→ SOURCE EXTRACT
■ ■ ■ ■ ■

Does the donor want the gift to be in effect during his/her lifetime or at death?

Depending on the type of gift the donor wishes to make, it will kick in either after or before death. For instance, if the donor puts an institution/organization in his/her will (a charitable bequest), it will only be available to the institution/organization after death. But if the donor gives through a CRT or CRUT, he/she will be giving the money upfront and it will be active during his/her lifetime and after death.

Does the donor wish to retain interest in the property gifted and to be involved with where the gift is used?

It is important for donors to be clear about how much money, time, and influence they are prepared to commit to a project, and that they have considered the strategic and personal commitments it will require. http://philanthropy.com/article/Questions-Big-Donors-Should/126789/

Are the values of this organization aligned with the donor’s?

It is important to give to an organization with which the donor has a connection regarding values. That connection will make the donor willing to give more and participate in the organization if necessary. The donor can also represent the organization to the community to possibly recruit more donors.

Does the organization have an operating strategic plan and is it regularly revisited? Does it have an evaluation plan and methodology that captures real outcomes?

■ ■ ■ ■ ■

→ Entries from a dataset
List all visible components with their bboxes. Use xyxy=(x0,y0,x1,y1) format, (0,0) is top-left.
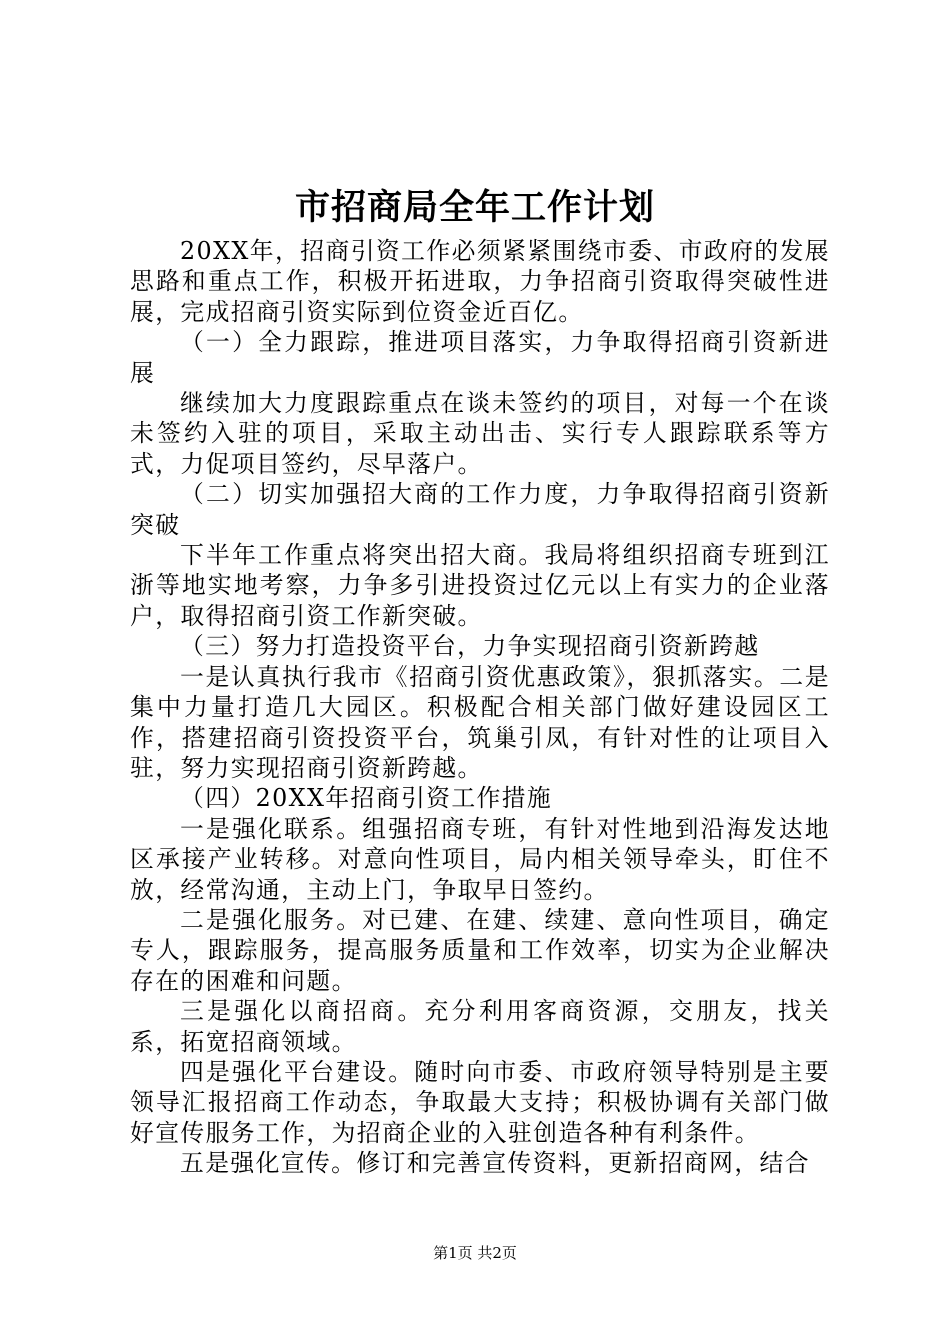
paragraph-section-3: 一是认真执行我市《招商引资优惠政策》，狠抓落实。二是集中力量打造几大园区。积极配合相关部门做好建设园区工作，搭建招商引资投资平台，筑巢引凤，有针对性的让项目入驻，努力实现招商引资新跨越。 xyxy=(130,662,830,782)
document-title: 市招商局全年工作计划 xyxy=(294,187,655,228)
paragraph-measure-2: 二是强化服务。对已建、在建、续建、意向性项目，确定专人，跟踪服务，提高服务质量和工作效率，切实为企业解决存在的困难和问题。 xyxy=(130,905,830,995)
paragraph-intro: 20XX年，招商引资工作必须紧紧围绕市委、市政府的发展思路和重点工作，积极开拓进取，力争招商引资取得突破性进展，完成招商引资实际到位资金近百亿。 xyxy=(130,237,830,326)
paragraph-measure-5: 五是强化宣传。修订和完善宣传资料，更新招商网，结合 xyxy=(180,1149,810,1178)
section-heading-4: （四）20XX年招商引资工作措施 xyxy=(180,784,553,813)
paragraph-measure-4: 四是强化平台建设。随时向市委、市政府领导特别是主要领导汇报招商工作动态，争取最大支持；积极协调有关部门做好宣传服务工作，为招商企业的入驻创造各种有利条件。 xyxy=(130,1057,830,1147)
paragraph-section-2: 下半年工作重点将突出招大商。我局将组织招商专班到江浙等地实地考察，力争多引进投资过亿元以上有实力的企业落户，取得招商引资工作新突破。 xyxy=(130,541,830,630)
section-heading-3: （三）努力打造投资平台，力争实现招商引资新跨越 xyxy=(180,632,760,661)
paragraph-measure-3: 三是强化以商招商。充分利用客商资源，交朋友，找关系，拓宽招商领域。 xyxy=(130,997,830,1056)
page-footer: 第1页 共2页 xyxy=(433,1244,517,1262)
section-heading-1: （一）全力跟踪，推进项目落实，力争取得招商引资新进展 xyxy=(130,328,830,387)
paragraph-measure-1: 一是强化联系。组强招商专班，有针对性地到沿海发达地区承接产业转移。对意向性项目，局内相关领导牵头，盯住不放，经常沟通，主动上门，争取早日签约。 xyxy=(130,814,830,904)
document-body xyxy=(130,236,830,1179)
paragraph-section-1: 继续加大力度跟踪重点在谈未签约的项目，对每一个在谈未签约入驻的项目，采取主动出击、实行专人跟踪联系等方式，力促项目签约，尽早落户。 xyxy=(130,389,830,478)
section-heading-2: （二）切实加强招大商的工作力度，力争取得招商引资新突破 xyxy=(130,480,830,539)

■ ■ ■ ■ ■

→ TASK INSTRUCTIONS
1) Express every line of the dataset rows as a JSON list of strings, one string per line, with blank lines omitted. Leave the picture out of the list.
2) Continue the text on charitable giving from the point where it stops.

→ OUTPUTS BY TASK
1)
[
  "List all visible components with their bboxes. Use xyxy=(x0,y0,x1,y1) format, (0,0) is top-left.",
  "paragraph-section-3: 一是认真执行我市《招商引资优惠政策》，狠抓落实。二是集中力量打造几大园区。积极配合相关部门做好建设园区工作，搭建招商引资投资平台，筑巢引凤，有针对性的让项目入驻，努力实现招商引资新跨越。 xyxy=(130,662,830,782)",
  "document-title: 市招商局全年工作计划 xyxy=(294,187,655,228)",
  "paragraph-measure-2: 二是强化服务。对已建、在建、续建、意向性项目，确定专人，跟踪服务，提高服务质量和工作效率，切实为企业解决存在的困难和问题。 xyxy=(130,905,830,995)",
  "paragraph-intro: 20XX年，招商引资工作必须紧紧围绕市委、市政府的发展思路和重点工作，积极开拓进取，力争招商引资取得突破性进展，完成招商引资实际到位资金近百亿。 xyxy=(130,237,830,326)",
  "paragraph-measure-5: 五是强化宣传。修订和完善宣传资料，更新招商网，结合 xyxy=(180,1149,810,1178)",
  "section-heading-4: （四）20XX年招商引资工作措施 xyxy=(180,784,553,813)",
  "paragraph-measure-4: 四是强化平台建设。随时向市委、市政府领导特别是主要领导汇报招商工作动态，争取最大支持；积极协调有关部门做好宣传服务工作，为招商企业的入驻创造各种有利条件。 xyxy=(130,1057,830,1147)",
  "paragraph-section-2: 下半年工作重点将突出招大商。我局将组织招商专班到江浙等地实地考察，力争多引进投资过亿元以上有实力的企业落户，取得招商引资工作新突破。 xyxy=(130,541,830,630)",
  "section-heading-3: （三）努力打造投资平台，力争实现招商引资新跨越 xyxy=(180,632,760,661)",
  "paragraph-measure-3: 三是强化以商招商。充分利用客商资源，交朋友，找关系，拓宽招商领域。 xyxy=(130,997,830,1056)",
  "page-footer: 第1页 共2页 xyxy=(433,1244,517,1262)",
  "section-heading-1: （一）全力跟踪，推进项目落实，力争取得招商引资新进展 xyxy=(130,328,830,387)",
  "paragraph-measure-1: 一是强化联系。组强招商专班，有针对性地到沿海发达地区承接产业转移。对意向性项目，局内相关领导牵头，盯住不放，经常沟通，主动上门，争取早日签约。 xyxy=(130,814,830,904)",
  "document-body xyxy=(130,236,830,1179)",
  "paragraph-section-1: 继续加大力度跟踪重点在谈未签约的项目，对每一个在谈未签约入驻的项目，采取主动出击、实行专人跟踪联系等方式，力促项目签约，尽早落户。 xyxy=(130,389,830,478)",
  "section-heading-2: （二）切实加强招大商的工作力度，力争取得招商引资新突破 xyxy=(130,480,830,539)"
]

2)
What determine the importance of strategic planning are the small number and the long term, organization-wide impact of the decisions in the strategic plan. It is important that the donors have a clear understanding of the goals and long term strategy of the organization so that they are aware of where their money is going and how it will achieve its objective.

Does the organization possess the financial health and managerial capacity to achieve its objectives?

It is important to be sure that the organization/institution to which donors are giving is able to perform the activities and objectives that it promises to. If the managerial capacity is lacking, or if the organization does not have the proper financial capacity to perform the necessary actions and execute its strategy, then it is a bad investment. It is important to ask for the future strategy and to meet other donors involved with various levels of leadership within the organization.

Does the organization readily make its financial and operating information available?

This information should be available on the organization’s website. Its tax forms should be readily available online to ensure that its practices are transparent and that it is financially reliable and accountable.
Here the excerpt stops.